• **Aim**
Find each line with the word "ответа" and copy it.

• **Raw records**
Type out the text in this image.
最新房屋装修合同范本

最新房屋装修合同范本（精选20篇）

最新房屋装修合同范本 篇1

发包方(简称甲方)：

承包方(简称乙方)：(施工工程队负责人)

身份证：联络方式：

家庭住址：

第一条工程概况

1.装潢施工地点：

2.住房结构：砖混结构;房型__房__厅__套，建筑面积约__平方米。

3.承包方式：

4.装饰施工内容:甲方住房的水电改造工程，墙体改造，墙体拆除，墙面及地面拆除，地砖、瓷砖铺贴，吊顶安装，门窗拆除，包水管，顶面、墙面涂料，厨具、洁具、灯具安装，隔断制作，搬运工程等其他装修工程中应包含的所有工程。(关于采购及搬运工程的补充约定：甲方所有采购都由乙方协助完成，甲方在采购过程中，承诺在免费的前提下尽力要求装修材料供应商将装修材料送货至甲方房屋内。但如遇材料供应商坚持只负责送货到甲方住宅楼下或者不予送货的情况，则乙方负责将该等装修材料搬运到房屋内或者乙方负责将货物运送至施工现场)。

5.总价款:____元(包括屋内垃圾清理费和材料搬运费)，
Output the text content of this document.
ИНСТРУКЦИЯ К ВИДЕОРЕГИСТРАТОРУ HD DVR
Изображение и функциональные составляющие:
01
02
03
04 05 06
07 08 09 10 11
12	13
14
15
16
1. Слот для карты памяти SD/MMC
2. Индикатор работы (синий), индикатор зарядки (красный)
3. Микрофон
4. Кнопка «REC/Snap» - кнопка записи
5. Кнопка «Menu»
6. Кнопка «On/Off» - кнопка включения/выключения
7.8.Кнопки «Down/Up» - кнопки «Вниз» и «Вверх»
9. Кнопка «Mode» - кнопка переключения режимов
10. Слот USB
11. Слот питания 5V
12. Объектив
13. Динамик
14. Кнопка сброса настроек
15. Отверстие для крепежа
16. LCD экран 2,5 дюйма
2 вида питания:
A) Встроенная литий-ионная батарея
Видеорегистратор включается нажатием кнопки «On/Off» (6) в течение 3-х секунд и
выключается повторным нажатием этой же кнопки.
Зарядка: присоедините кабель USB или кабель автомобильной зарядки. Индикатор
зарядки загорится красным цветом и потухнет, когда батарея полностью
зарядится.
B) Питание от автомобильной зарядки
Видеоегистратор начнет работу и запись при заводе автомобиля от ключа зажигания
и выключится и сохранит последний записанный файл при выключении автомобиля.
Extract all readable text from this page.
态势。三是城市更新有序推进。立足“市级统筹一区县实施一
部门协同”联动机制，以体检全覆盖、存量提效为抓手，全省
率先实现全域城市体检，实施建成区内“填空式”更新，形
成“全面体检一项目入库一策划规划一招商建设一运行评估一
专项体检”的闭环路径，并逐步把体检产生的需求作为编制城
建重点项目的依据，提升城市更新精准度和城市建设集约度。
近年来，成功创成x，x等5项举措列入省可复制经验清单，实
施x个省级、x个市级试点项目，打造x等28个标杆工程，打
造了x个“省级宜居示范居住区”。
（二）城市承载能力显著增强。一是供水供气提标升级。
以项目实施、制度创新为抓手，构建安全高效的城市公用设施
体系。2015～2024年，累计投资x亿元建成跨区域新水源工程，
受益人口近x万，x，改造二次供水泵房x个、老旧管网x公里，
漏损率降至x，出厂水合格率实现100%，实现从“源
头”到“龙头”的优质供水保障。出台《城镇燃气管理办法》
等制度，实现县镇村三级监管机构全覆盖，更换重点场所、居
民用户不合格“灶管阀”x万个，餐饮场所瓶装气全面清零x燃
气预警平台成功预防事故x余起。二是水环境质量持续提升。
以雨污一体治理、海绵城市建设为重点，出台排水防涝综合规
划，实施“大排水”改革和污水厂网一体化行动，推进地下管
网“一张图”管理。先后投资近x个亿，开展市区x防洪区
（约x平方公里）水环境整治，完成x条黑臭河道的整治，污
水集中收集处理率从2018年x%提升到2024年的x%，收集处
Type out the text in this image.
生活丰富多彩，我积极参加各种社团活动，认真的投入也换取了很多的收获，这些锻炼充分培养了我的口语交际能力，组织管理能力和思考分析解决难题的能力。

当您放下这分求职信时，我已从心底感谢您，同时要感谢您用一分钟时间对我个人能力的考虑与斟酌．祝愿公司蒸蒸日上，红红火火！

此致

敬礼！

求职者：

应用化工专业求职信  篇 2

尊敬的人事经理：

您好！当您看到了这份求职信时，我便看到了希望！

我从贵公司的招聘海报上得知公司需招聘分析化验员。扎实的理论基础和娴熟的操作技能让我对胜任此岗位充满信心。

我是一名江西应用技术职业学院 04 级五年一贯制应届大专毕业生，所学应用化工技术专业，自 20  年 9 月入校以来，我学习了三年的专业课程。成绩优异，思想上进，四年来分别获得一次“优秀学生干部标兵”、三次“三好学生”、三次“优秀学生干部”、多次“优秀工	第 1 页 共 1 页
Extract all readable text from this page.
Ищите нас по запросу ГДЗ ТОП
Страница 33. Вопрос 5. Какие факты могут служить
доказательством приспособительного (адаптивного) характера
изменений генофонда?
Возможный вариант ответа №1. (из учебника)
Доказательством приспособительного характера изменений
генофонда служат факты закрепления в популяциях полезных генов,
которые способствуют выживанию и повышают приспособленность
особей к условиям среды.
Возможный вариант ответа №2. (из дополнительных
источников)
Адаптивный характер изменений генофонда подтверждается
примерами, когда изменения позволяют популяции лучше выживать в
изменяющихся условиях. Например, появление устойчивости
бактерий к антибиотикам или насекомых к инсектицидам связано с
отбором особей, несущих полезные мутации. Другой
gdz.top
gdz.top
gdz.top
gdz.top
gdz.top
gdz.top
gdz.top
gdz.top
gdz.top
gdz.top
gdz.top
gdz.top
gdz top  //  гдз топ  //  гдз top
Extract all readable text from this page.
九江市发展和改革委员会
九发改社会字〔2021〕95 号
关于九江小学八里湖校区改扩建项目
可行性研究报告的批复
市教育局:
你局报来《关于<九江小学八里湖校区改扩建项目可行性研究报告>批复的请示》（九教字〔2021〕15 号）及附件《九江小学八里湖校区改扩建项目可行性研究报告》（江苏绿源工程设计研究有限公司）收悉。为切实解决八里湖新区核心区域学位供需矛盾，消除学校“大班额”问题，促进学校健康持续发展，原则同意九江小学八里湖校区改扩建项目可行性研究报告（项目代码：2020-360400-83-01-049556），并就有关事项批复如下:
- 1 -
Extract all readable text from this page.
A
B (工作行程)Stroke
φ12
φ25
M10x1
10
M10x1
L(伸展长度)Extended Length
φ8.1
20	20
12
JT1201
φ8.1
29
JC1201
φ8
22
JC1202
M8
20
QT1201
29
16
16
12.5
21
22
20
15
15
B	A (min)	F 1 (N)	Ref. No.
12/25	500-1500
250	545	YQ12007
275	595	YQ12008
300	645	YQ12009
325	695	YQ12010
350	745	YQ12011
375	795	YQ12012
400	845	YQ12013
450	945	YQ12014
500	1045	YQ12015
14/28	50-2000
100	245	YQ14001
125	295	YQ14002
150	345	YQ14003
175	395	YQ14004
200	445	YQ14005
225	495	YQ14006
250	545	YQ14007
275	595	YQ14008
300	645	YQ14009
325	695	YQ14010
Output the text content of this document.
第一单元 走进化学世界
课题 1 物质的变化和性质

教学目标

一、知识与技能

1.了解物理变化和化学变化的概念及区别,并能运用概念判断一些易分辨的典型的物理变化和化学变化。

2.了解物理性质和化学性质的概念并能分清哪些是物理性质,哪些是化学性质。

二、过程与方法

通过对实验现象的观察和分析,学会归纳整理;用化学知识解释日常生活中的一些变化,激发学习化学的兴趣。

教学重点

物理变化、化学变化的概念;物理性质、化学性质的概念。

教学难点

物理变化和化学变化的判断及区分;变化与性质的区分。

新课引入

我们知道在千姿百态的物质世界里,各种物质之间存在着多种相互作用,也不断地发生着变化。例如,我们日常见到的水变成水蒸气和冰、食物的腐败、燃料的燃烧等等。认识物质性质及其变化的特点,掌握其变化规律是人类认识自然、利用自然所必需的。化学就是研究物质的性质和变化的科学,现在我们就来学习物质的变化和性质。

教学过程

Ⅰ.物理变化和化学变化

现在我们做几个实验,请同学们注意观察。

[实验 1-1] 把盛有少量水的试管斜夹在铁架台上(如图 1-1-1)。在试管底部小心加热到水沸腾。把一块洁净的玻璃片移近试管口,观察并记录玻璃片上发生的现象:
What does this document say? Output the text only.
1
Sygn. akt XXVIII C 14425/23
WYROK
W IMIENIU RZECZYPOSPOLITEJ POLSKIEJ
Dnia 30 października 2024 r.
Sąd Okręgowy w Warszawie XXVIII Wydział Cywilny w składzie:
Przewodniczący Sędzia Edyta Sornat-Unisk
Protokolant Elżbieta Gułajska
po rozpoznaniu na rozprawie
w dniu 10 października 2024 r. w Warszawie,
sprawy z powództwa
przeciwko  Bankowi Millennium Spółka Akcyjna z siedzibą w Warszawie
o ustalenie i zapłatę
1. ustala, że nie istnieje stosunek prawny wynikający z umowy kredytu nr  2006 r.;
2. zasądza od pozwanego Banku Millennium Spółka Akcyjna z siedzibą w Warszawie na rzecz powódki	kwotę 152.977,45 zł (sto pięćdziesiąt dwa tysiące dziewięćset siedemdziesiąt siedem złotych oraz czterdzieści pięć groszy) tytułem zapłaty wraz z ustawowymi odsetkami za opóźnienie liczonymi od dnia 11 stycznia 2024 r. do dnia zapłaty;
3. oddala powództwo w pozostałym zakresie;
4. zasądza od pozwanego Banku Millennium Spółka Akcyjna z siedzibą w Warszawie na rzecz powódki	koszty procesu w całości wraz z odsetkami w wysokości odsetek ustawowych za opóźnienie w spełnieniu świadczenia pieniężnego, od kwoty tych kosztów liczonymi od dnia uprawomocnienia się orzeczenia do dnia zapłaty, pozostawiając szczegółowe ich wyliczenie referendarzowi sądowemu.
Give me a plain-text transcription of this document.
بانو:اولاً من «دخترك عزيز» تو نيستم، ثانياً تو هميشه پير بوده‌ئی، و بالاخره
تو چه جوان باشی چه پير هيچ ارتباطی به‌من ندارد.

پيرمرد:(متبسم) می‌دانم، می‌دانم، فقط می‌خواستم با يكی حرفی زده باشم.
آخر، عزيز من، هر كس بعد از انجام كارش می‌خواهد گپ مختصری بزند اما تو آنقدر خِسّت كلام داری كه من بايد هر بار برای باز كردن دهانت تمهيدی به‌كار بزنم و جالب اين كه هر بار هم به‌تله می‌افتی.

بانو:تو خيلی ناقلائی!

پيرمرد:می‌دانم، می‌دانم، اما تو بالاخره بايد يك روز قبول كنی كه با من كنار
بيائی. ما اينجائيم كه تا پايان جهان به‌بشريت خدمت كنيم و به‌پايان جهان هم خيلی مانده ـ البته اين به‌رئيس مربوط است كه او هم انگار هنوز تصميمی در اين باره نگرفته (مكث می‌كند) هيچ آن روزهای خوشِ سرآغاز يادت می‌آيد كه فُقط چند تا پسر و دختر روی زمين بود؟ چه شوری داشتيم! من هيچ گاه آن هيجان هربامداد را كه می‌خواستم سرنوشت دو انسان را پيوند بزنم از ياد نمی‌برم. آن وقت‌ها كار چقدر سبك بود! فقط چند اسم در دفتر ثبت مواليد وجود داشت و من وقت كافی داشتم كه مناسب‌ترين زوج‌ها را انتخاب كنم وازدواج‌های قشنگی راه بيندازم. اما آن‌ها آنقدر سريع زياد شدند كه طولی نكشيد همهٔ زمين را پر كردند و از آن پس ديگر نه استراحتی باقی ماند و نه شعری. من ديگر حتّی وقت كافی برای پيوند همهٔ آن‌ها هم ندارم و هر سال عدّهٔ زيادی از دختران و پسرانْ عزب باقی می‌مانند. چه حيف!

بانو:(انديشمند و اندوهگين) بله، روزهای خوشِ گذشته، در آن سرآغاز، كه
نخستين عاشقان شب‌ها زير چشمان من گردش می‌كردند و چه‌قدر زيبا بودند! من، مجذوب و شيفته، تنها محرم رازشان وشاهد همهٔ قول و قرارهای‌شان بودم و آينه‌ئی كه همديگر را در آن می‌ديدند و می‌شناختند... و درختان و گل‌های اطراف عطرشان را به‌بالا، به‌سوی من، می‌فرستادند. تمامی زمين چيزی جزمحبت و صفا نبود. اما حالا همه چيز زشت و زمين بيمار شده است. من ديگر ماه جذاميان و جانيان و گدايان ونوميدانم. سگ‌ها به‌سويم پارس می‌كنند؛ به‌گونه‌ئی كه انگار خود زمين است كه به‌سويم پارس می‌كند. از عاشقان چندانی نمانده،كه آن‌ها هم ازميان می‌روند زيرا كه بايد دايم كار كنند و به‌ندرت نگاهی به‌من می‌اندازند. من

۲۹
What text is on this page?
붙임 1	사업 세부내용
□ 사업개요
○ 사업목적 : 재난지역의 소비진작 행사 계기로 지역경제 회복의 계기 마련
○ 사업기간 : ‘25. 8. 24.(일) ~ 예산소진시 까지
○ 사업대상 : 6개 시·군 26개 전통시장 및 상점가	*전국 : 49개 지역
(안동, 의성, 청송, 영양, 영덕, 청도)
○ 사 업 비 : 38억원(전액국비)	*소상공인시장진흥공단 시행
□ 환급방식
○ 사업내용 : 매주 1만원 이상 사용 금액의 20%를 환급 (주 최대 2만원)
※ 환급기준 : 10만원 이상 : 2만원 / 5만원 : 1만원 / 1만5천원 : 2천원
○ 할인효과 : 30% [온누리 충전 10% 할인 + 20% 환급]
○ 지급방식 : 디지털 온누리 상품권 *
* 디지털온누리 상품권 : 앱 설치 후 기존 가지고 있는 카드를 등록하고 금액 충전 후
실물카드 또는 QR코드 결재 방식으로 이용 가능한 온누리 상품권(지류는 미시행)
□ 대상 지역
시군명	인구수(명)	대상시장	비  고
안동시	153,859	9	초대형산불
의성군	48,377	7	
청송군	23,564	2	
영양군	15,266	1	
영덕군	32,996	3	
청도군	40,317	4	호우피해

• **Output of the task**
Возможный вариант ответа №1. (из учебника)
Возможный вариант ответа №2. (из дополнительных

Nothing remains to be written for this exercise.